Written exercise
Below are some records. Say how many of their lines contain the string "sobre", and give nothing but the number.

Figure data in JSON:
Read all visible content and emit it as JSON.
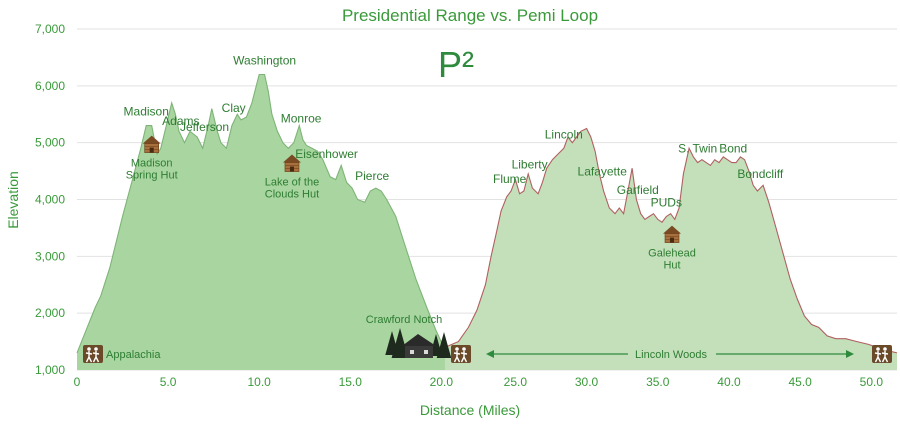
{
  "chart_data": {
    "type": "area",
    "title": "Presidential Range vs. Pemi Loop",
    "logo": "P²",
    "xlabel": "Distance (Miles)",
    "ylabel": "Elevation",
    "ylim": [
      1000,
      7000
    ],
    "yticks": [
      1000,
      2000,
      3000,
      4000,
      5000,
      6000,
      7000
    ],
    "ytick_labels": [
      "1,000",
      "2,000",
      "3,000",
      "4,000",
      "5,000",
      "6,000",
      "7,000"
    ],
    "grid": true,
    "axes_segments": [
      {
        "name": "Presidential Range",
        "xlim": [
          0,
          20.2
        ],
        "xticks": [
          0,
          5,
          10,
          15,
          20
        ],
        "xtick_labels": [
          "0",
          "5.0",
          "10.0",
          "15.0",
          "20.0"
        ]
      },
      {
        "name": "Pemi Loop",
        "xlim": [
          20.2,
          51.8
        ],
        "xticks": [
          25,
          30,
          35,
          40,
          45,
          50
        ],
        "xtick_labels": [
          "25.0",
          "30.0",
          "35.0",
          "40.0",
          "45.0",
          "50.0"
        ]
      }
    ],
    "series": [
      {
        "color": "#a8d5a0",
        "line_color": "#7fb478",
        "x": [
          0,
          0.5,
          1.0,
          1.3,
          1.8,
          2.5,
          3.0,
          3.5,
          3.8,
          4.1,
          4.4,
          4.6,
          4.9,
          5.2,
          5.4,
          5.6,
          5.9,
          6.2,
          6.6,
          6.9,
          7.2,
          7.4,
          7.7,
          7.9,
          8.2,
          8.5,
          8.8,
          9.0,
          9.3,
          9.6,
          9.8,
          10.0,
          10.3,
          10.5,
          10.7,
          11.0,
          11.3,
          11.6,
          11.9,
          12.2,
          12.4,
          12.6,
          12.9,
          13.2,
          13.5,
          13.9,
          14.2,
          14.5,
          14.8,
          15.1,
          15.4,
          15.8,
          16.1,
          16.4,
          16.7,
          17.0,
          17.5,
          18.0,
          18.6,
          19.2,
          19.7,
          20.2
        ],
        "values": [
          1300,
          1700,
          2100,
          2300,
          2800,
          3700,
          4300,
          4900,
          5300,
          5300,
          4800,
          4900,
          5300,
          5700,
          5500,
          5200,
          5000,
          5200,
          5100,
          4900,
          5300,
          5600,
          5200,
          5000,
          4900,
          5300,
          5500,
          5400,
          5450,
          5700,
          5950,
          6200,
          6200,
          5900,
          5500,
          5200,
          5000,
          4900,
          5000,
          5300,
          5050,
          4950,
          4900,
          4850,
          4700,
          4400,
          4350,
          4600,
          4300,
          4200,
          4000,
          3950,
          4150,
          4200,
          4150,
          4000,
          3700,
          3200,
          2600,
          2100,
          1700,
          1350
        ],
        "labels": [
          {
            "text": "Madison",
            "x": 3.8
          },
          {
            "text": "Adams",
            "x": 5.7
          },
          {
            "text": "Jefferson",
            "x": 7.0
          },
          {
            "text": "Clay",
            "x": 8.6
          },
          {
            "text": "Washington",
            "x": 10.3
          },
          {
            "text": "Monroe",
            "x": 12.3
          },
          {
            "text": "Eisenhower",
            "x": 13.7
          },
          {
            "text": "Pierce",
            "x": 16.2
          }
        ],
        "huts": [
          {
            "lines": [
              "Madison",
              "Spring Hut"
            ],
            "x": 4.1
          },
          {
            "lines": [
              "Lake of the",
              "Clouds Hut"
            ],
            "x": 11.8
          }
        ],
        "trailheads": [
          {
            "text": "Appalachia",
            "x": 0.8
          }
        ]
      },
      {
        "color": "#c4e0bb",
        "line_color": "#b06060",
        "x": [
          20.2,
          21.0,
          21.7,
          22.3,
          22.9,
          23.3,
          23.7,
          24.0,
          24.4,
          24.7,
          25.0,
          25.3,
          25.6,
          25.9,
          26.2,
          26.6,
          26.9,
          27.2,
          27.6,
          28.0,
          28.4,
          28.7,
          29.0,
          29.3,
          29.6,
          30.0,
          30.3,
          30.6,
          30.9,
          31.2,
          31.6,
          32.0,
          32.3,
          32.6,
          32.9,
          33.2,
          33.5,
          33.8,
          34.1,
          34.4,
          34.7,
          35.0,
          35.3,
          35.6,
          35.9,
          36.2,
          36.5,
          36.8,
          37.2,
          37.5,
          37.8,
          38.1,
          38.4,
          38.7,
          39.0,
          39.3,
          39.6,
          39.9,
          40.2,
          40.5,
          40.8,
          41.1,
          41.4,
          41.7,
          42.0,
          42.4,
          42.8,
          43.3,
          43.8,
          44.3,
          44.8,
          45.3,
          45.8,
          46.3,
          46.9,
          47.5,
          48.2,
          49.0,
          49.8,
          50.6,
          51.3,
          51.8
        ],
        "values": [
          1400,
          1500,
          1750,
          2050,
          2500,
          3000,
          3450,
          3800,
          4050,
          4150,
          4350,
          4100,
          4150,
          4450,
          4200,
          4100,
          4300,
          4550,
          4700,
          4800,
          4900,
          5100,
          5000,
          5100,
          5200,
          5250,
          5100,
          4850,
          4450,
          4150,
          3850,
          3750,
          3850,
          3750,
          4150,
          4550,
          4000,
          3750,
          3650,
          3700,
          3750,
          3650,
          3600,
          3700,
          3750,
          3650,
          3850,
          4450,
          4900,
          4750,
          4650,
          4700,
          4650,
          4600,
          4700,
          4650,
          4750,
          4700,
          4650,
          4650,
          4750,
          4700,
          4500,
          4250,
          4150,
          4250,
          3950,
          3500,
          3050,
          2600,
          2250,
          1950,
          1800,
          1750,
          1600,
          1550,
          1550,
          1500,
          1450,
          1380,
          1330,
          1300
        ],
        "labels": [
          {
            "text": "Flume",
            "x": 24.6
          },
          {
            "text": "Liberty",
            "x": 26.0
          },
          {
            "text": "Lincoln",
            "x": 28.4
          },
          {
            "text": "Lafayette",
            "x": 31.1
          },
          {
            "text": "Garfield",
            "x": 33.6
          },
          {
            "text": "PUDs",
            "x": 35.6
          },
          {
            "text": "S. Twin",
            "x": 37.8
          },
          {
            "text": "Bond",
            "x": 40.3
          },
          {
            "text": "Bondcliff",
            "x": 42.2
          }
        ],
        "huts": [
          {
            "lines": [
              "Galehead",
              "Hut"
            ],
            "x": 36.0
          }
        ],
        "trailheads": [
          {
            "text": "Crawford Notch",
            "x": 19.6
          },
          {
            "text": "Lincoln Woods",
            "x": 36.0
          }
        ]
      }
    ]
  }
}
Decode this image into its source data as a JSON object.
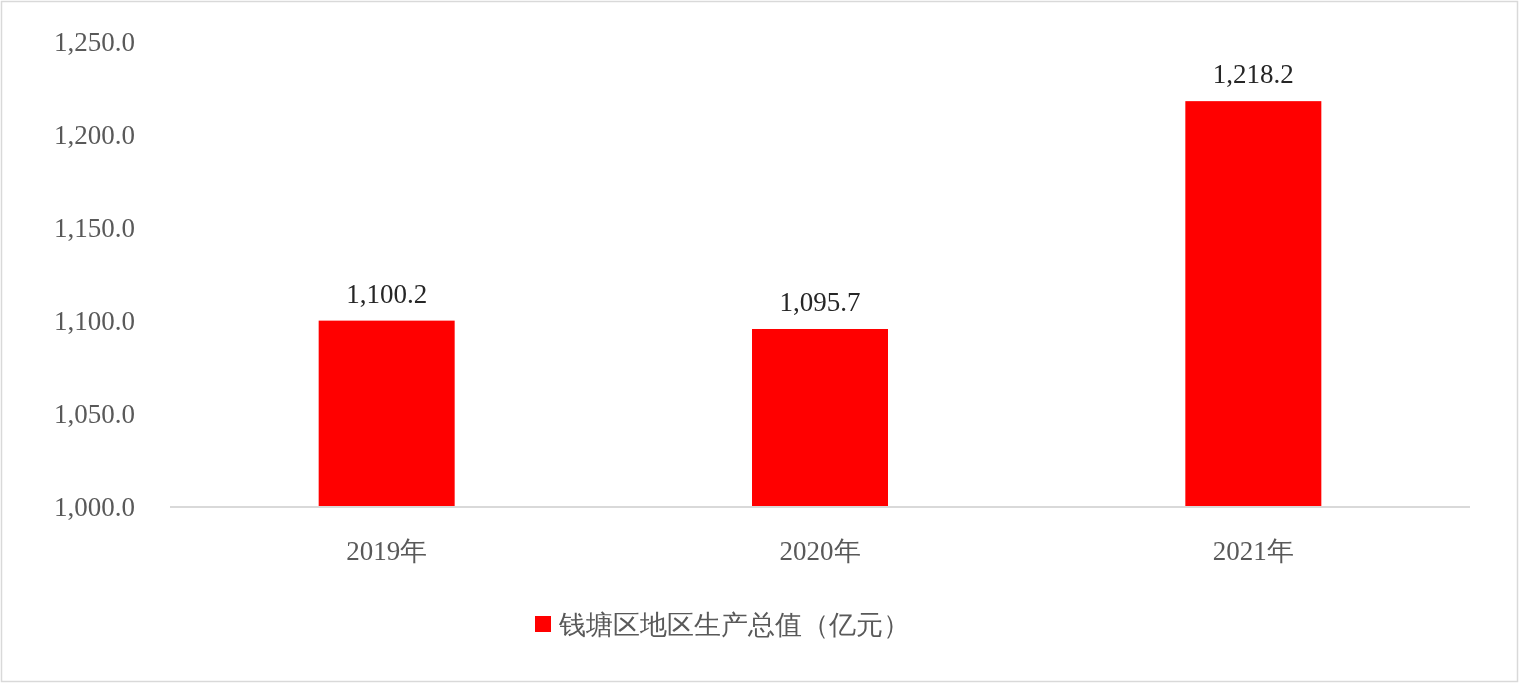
{
  "chart_data": {
    "type": "bar",
    "categories": [
      "2019年",
      "2020年",
      "2021年"
    ],
    "series": [
      {
        "name": "钱塘区地区生产总值（亿元）",
        "color": "#ff0000",
        "values": [
          1100.2,
          1095.7,
          1218.2
        ],
        "value_labels": [
          "1,100.2",
          "1,095.7",
          "1,218.2"
        ]
      }
    ],
    "ylim": [
      1000,
      1250
    ],
    "yticks": [
      {
        "value": 1000,
        "label": "1,000.0"
      },
      {
        "value": 1050,
        "label": "1,050.0"
      },
      {
        "value": 1100,
        "label": "1,100.0"
      },
      {
        "value": 1150,
        "label": "1,150.0"
      },
      {
        "value": 1200,
        "label": "1,200.0"
      },
      {
        "value": 1250,
        "label": "1,250.0"
      }
    ],
    "grid": false,
    "legend": "bottom"
  }
}
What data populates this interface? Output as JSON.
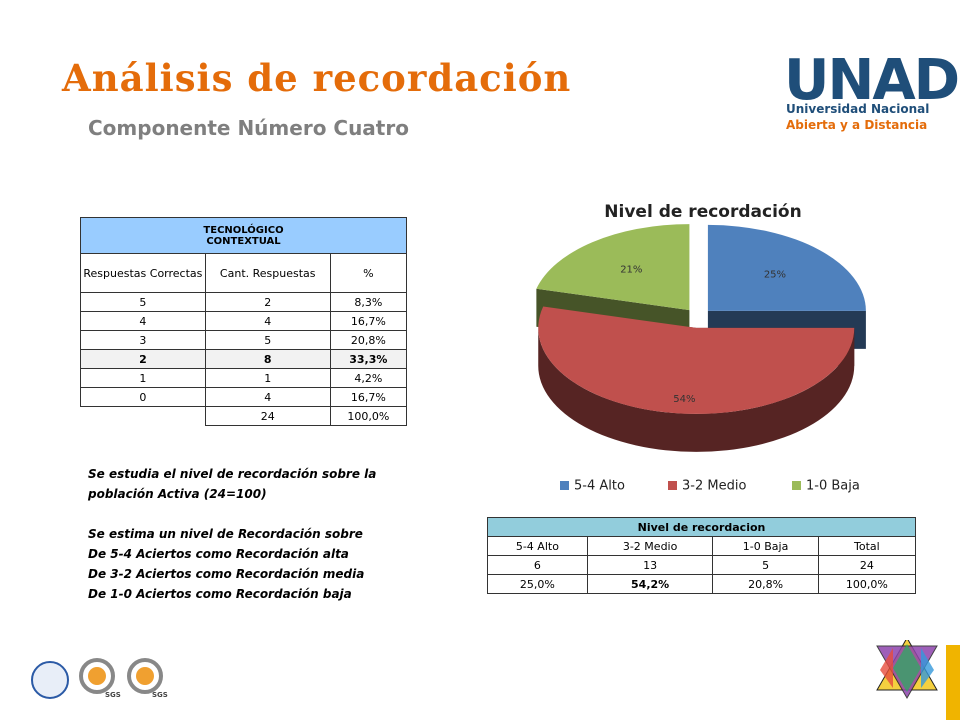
{
  "header": {
    "title": "Análisis de recordación",
    "subtitle": "Componente Número Cuatro"
  },
  "logo": {
    "name": "UNAD",
    "line1": "Universidad Nacional",
    "line2": "Abierta y a Distancia"
  },
  "left_table": {
    "header_lines": [
      "TECNOLÓGICO",
      "CONTEXTUAL"
    ],
    "columns": [
      "Respuestas Correctas",
      "Cant. Respuestas",
      "%"
    ],
    "rows": [
      [
        "5",
        "2",
        "8,3%"
      ],
      [
        "4",
        "4",
        "16,7%"
      ],
      [
        "3",
        "5",
        "20,8%"
      ],
      [
        "2",
        "8",
        "33,3%"
      ],
      [
        "1",
        "1",
        "4,2%"
      ],
      [
        "0",
        "4",
        "16,7%"
      ]
    ],
    "total": [
      "24",
      "100,0%"
    ],
    "bold_row": 3
  },
  "notes": {
    "p1": "Se estudia el nivel de recordación sobre la población  Activa (24=100)",
    "p2": [
      "Se estima un nivel de Recordación sobre",
      "De 5-4  Aciertos como Recordación alta",
      "De 3-2 Aciertos como Recordación media",
      "De 1-0 Aciertos como Recordación baja"
    ]
  },
  "chart_data": {
    "type": "pie",
    "title": "Nivel de recordación",
    "categories": [
      "5-4 Alto",
      "3-2 Medio",
      "1-0 Baja"
    ],
    "values": [
      25,
      54,
      21
    ],
    "value_labels": [
      "25%",
      "54%",
      "21%"
    ],
    "colors": [
      "#4f81bd",
      "#c0504d",
      "#9bbb59"
    ],
    "legend": "bottom"
  },
  "summary_table": {
    "title": "Nivel de recordacion",
    "columns": [
      "5-4 Alto",
      "3-2 Medio",
      "1-0 Baja",
      "Total"
    ],
    "rows": [
      [
        "6",
        "13",
        "5",
        "24"
      ],
      [
        "25,0%",
        "54,2%",
        "20,8%",
        "100,0%"
      ]
    ],
    "bold_cell": [
      1,
      1
    ]
  },
  "logos": {
    "sgs": "SGS"
  }
}
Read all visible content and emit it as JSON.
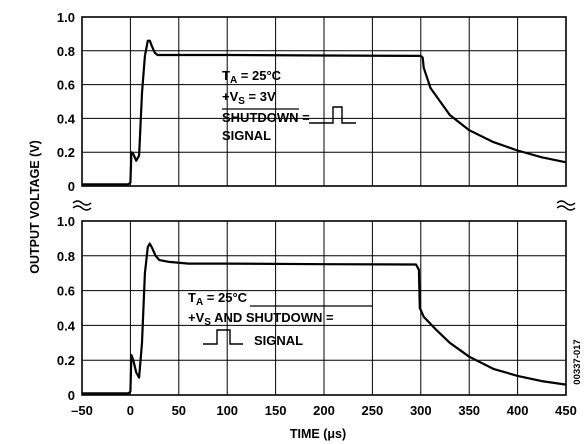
{
  "chart_data": {
    "type": "line",
    "xlabel": "TIME (μs)",
    "ylabel": "OUTPUT VOLTAGE (V)",
    "xlim": [
      -50,
      450
    ],
    "x_ticks": [
      "–50",
      "0",
      "50",
      "100",
      "150",
      "200",
      "250",
      "300",
      "350",
      "400",
      "450"
    ],
    "figure_id": "00337-017",
    "grid": true,
    "panels": [
      {
        "position": "top",
        "ylim": [
          0,
          1.0
        ],
        "y_ticks": [
          "0",
          "0.2",
          "0.4",
          "0.6",
          "0.8",
          "1.0"
        ],
        "annotation": {
          "line1_main": "T",
          "line1_sub": "A",
          "line1_rest": " = 25°C",
          "line2_main": "+V",
          "line2_sub": "S",
          "line2_rest": " = 3V",
          "line3": "SHUTDOWN =",
          "line4": "SIGNAL"
        },
        "series": [
          {
            "x": [
              -50,
              -2,
              0,
              1,
              3,
              6,
              9,
              12,
              15,
              18,
              20,
              22,
              25,
              28,
              35,
              60,
              100,
              200,
              300,
              302,
              303,
              310,
              330,
              350,
              375,
              400,
              425,
              450
            ],
            "y": [
              0.01,
              0.01,
              0.02,
              0.2,
              0.19,
              0.15,
              0.18,
              0.55,
              0.77,
              0.86,
              0.86,
              0.83,
              0.79,
              0.775,
              0.775,
              0.775,
              0.775,
              0.772,
              0.77,
              0.76,
              0.7,
              0.58,
              0.42,
              0.33,
              0.26,
              0.21,
              0.17,
              0.14
            ]
          }
        ]
      },
      {
        "position": "bottom",
        "ylim": [
          0,
          1.0
        ],
        "y_ticks": [
          "0",
          "0.2",
          "0.4",
          "0.6",
          "0.8",
          "1.0"
        ],
        "annotation": {
          "line1_main": "T",
          "line1_sub": "A",
          "line1_rest": " = 25°C",
          "line2_main": "+V",
          "line2_sub": "S",
          "line2_mid": " AND ",
          "line2_over": "SHUTDOWN",
          "line2_rest": " =",
          "line3": "SIGNAL"
        },
        "series": [
          {
            "x": [
              -50,
              -2,
              0,
              1,
              3,
              6,
              9,
              12,
              15,
              18,
              20,
              22,
              26,
              30,
              40,
              60,
              100,
              200,
              295,
              298,
              299,
              303,
              315,
              330,
              350,
              375,
              400,
              425,
              450
            ],
            "y": [
              0.01,
              0.01,
              0.02,
              0.23,
              0.2,
              0.13,
              0.1,
              0.3,
              0.7,
              0.85,
              0.87,
              0.85,
              0.8,
              0.775,
              0.765,
              0.755,
              0.755,
              0.752,
              0.75,
              0.72,
              0.5,
              0.45,
              0.38,
              0.3,
              0.22,
              0.15,
              0.11,
              0.08,
              0.06
            ]
          }
        ]
      }
    ]
  }
}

Written response
2